• [Aim]: Rewrite all of the data below as a numbered list, leaving out any blank lines.

• [Element location data]:
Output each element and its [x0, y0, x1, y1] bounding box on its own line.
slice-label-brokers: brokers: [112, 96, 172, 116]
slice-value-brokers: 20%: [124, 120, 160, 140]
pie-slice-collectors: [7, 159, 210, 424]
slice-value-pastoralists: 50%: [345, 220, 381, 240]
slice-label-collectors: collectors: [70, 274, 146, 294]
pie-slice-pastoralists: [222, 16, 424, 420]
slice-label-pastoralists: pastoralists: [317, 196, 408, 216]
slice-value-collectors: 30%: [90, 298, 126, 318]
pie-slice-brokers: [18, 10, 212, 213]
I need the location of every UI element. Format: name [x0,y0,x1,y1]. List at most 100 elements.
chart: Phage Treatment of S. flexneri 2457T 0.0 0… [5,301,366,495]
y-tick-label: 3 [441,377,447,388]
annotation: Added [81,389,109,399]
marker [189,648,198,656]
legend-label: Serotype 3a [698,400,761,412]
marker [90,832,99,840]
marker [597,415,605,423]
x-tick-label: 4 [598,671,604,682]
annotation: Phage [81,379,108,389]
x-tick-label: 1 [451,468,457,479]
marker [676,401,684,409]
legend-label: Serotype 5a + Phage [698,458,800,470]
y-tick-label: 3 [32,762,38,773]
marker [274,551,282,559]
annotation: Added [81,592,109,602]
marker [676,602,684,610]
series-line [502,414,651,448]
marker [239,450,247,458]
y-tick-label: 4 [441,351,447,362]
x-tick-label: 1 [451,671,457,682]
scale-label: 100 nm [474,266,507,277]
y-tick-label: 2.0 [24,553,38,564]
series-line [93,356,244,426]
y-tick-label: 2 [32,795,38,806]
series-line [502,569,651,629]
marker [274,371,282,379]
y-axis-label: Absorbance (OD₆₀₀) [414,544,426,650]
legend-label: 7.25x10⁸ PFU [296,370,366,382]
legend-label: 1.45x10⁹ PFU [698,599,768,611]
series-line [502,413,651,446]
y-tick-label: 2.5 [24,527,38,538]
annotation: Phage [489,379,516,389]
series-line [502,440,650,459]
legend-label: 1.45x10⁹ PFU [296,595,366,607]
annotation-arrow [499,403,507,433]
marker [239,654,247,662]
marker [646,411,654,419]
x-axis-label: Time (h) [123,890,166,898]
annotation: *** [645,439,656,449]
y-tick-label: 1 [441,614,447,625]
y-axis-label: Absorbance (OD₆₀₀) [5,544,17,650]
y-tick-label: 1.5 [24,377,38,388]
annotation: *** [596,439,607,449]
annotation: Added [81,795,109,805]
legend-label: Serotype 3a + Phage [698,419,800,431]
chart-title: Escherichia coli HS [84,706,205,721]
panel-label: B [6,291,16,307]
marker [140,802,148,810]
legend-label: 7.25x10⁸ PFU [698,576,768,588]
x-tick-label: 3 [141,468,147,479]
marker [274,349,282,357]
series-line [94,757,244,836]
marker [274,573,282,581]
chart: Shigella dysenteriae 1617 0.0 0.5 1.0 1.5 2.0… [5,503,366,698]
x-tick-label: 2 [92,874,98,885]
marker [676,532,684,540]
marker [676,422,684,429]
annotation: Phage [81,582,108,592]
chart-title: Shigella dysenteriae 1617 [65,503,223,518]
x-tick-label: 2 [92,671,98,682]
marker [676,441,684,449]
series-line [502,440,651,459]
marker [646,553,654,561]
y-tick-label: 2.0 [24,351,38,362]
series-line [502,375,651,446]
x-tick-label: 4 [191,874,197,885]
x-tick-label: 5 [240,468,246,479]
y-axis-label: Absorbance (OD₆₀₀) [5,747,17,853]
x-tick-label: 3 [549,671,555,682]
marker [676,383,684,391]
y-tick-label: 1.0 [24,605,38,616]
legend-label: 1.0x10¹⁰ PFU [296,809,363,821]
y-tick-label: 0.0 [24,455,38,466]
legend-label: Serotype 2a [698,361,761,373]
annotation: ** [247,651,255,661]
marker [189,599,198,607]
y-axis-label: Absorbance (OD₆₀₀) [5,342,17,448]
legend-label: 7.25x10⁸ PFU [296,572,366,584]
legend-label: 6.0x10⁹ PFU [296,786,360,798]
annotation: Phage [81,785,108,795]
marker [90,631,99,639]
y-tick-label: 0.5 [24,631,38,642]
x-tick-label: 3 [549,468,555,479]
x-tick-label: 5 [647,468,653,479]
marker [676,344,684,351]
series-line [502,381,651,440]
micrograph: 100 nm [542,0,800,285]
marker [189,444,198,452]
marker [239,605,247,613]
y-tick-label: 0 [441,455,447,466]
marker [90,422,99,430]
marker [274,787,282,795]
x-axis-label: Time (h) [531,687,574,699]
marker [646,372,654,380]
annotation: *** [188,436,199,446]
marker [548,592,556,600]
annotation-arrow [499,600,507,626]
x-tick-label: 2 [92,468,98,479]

• [Result of the exercise]:
1. Output each element and its [x0, y0, x1, y1] bounding box on its own line.
2. slice-label-brokers: brokers: [112, 96, 172, 116]
3. slice-value-brokers: 20%: [124, 120, 160, 140]
4. pie-slice-collectors: [7, 159, 210, 424]
5. slice-value-pastoralists: 50%: [345, 220, 381, 240]
6. slice-label-collectors: collectors: [70, 274, 146, 294]
7. pie-slice-pastoralists: [222, 16, 424, 420]
8. slice-label-pastoralists: pastoralists: [317, 196, 408, 216]
9. slice-value-collectors: 30%: [90, 298, 126, 318]
10. pie-slice-brokers: [18, 10, 212, 213]
11. I need the location of every UI element. Format: name [x0,y0,x1,y1]. List at most 100 elements.
12. chart: Phage Treatment of S. flexneri 2457T 0.0 0… [5,301,366,495]
13. y-tick-label: 3 [441,377,447,388]
14. annotation: Added [81,389,109,399]
15. marker [189,648,198,656]
16. legend-label: Serotype 3a [698,400,761,412]
17. marker [90,832,99,840]
18. marker [597,415,605,423]
19. x-tick-label: 4 [598,671,604,682]
20. annotation: Phage [81,379,108,389]
21. x-tick-label: 1 [451,468,457,479]
22. marker [676,401,684,409]
23. legend-label: Serotype 5a + Phage [698,458,800,470]
24. y-tick-label: 3 [32,762,38,773]
25. marker [274,551,282,559]
26. annotation: Added [81,592,109,602]
27. marker [676,602,684,610]
28. series-line [502,414,651,448]
29. marker [239,450,247,458]
30. y-tick-label: 4 [441,351,447,362]
31. x-tick-label: 1 [451,671,457,682]
32. scale-label: 100 nm [474,266,507,277]
33. y-tick-label: 2.0 [24,553,38,564]
34. series-line [93,356,244,426]
35. y-tick-label: 2 [32,795,38,806]
36. series-line [502,569,651,629]
37. marker [274,371,282,379]
38. y-axis-label: Absorbance (OD₆₀₀) [414,544,426,650]
39. legend-label: 7.25x10⁸ PFU [296,370,366,382]
40. legend-label: 1.45x10⁹ PFU [698,599,768,611]
41. series-line [502,413,651,446]
42. y-tick-label: 2.5 [24,527,38,538]
43. annotation: Phage [489,379,516,389]
44. series-line [502,440,650,459]
45. legend-label: 1.45x10⁹ PFU [296,595,366,607]
46. annotation-arrow [499,403,507,433]
47. marker [239,654,247,662]
48. marker [646,411,654,419]
49. x-axis-label: Time (h) [123,890,166,898]
50. annotation: *** [645,439,656,449]
51. y-tick-label: 1 [441,614,447,625]
52. y-axis-label: Absorbance (OD₆₀₀) [5,544,17,650]
53. y-tick-label: 1.5 [24,377,38,388]
54. annotation: *** [596,439,607,449]
55. annotation: Added [81,795,109,805]
56. legend-label: Serotype 3a + Phage [698,419,800,431]
57. chart-title: Escherichia coli HS [84,706,205,721]
58. panel-label: B [6,291,16,307]
59. marker [140,802,148,810]
60. legend-label: 7.25x10⁸ PFU [698,576,768,588]
61. x-tick-label: 3 [141,468,147,479]
62. marker [274,349,282,357]
63. series-line [94,757,244,836]
64. marker [274,573,282,581]
65. chart: Shigella dysenteriae 1617 0.0 0.5 1.0 1.5 2.0… [5,503,366,698]
66. x-tick-label: 2 [92,874,98,885]
67. marker [676,532,684,540]
68. marker [676,422,684,429]
69. annotation: Phage [81,582,108,592]
70. chart-title: Shigella dysenteriae 1617 [65,503,223,518]
71. x-tick-label: 2 [92,671,98,682]
72. marker [676,441,684,449]
73. series-line [502,440,651,459]
74. marker [646,553,654,561]
75. y-tick-label: 2.0 [24,351,38,362]
76. series-line [502,375,651,446]
77. x-tick-label: 4 [191,874,197,885]
78. x-tick-label: 5 [240,468,246,479]
79. y-axis-label: Absorbance (OD₆₀₀) [5,747,17,853]
80. x-tick-label: 3 [549,671,555,682]
81. marker [676,383,684,391]
82. y-tick-label: 1.0 [24,605,38,616]
83. legend-label: 1.0x10¹⁰ PFU [296,809,363,821]
84. y-tick-label: 0.0 [24,455,38,466]
85. legend-label: Serotype 2a [698,361,761,373]
86. annotation: ** [247,651,255,661]
87. marker [189,599,198,607]
88. y-axis-label: Absorbance (OD₆₀₀) [5,342,17,448]
89. legend-label: 7.25x10⁸ PFU [296,572,366,584]
90. legend-label: 6.0x10⁹ PFU [296,786,360,798]
91. annotation: Phage [81,785,108,795]
92. marker [90,631,99,639]
93. y-tick-label: 0.5 [24,631,38,642]
94. x-tick-label: 3 [549,468,555,479]
95. x-tick-label: 5 [647,468,653,479]
96. marker [676,344,684,351]
97. series-line [502,381,651,440]
98. micrograph: 100 nm [542,0,800,285]
99. marker [189,444,198,452]
100. marker [239,605,247,613]
101. y-tick-label: 0 [441,455,447,466]
102. marker [90,422,99,430]
103. marker [274,787,282,795]
104. x-axis-label: Time (h) [531,687,574,699]
105. marker [646,372,654,380]
106. annotation: *** [188,436,199,446]
107. marker [548,592,556,600]
108. annotation-arrow [499,600,507,626]
109. x-tick-label: 2 [92,468,98,479]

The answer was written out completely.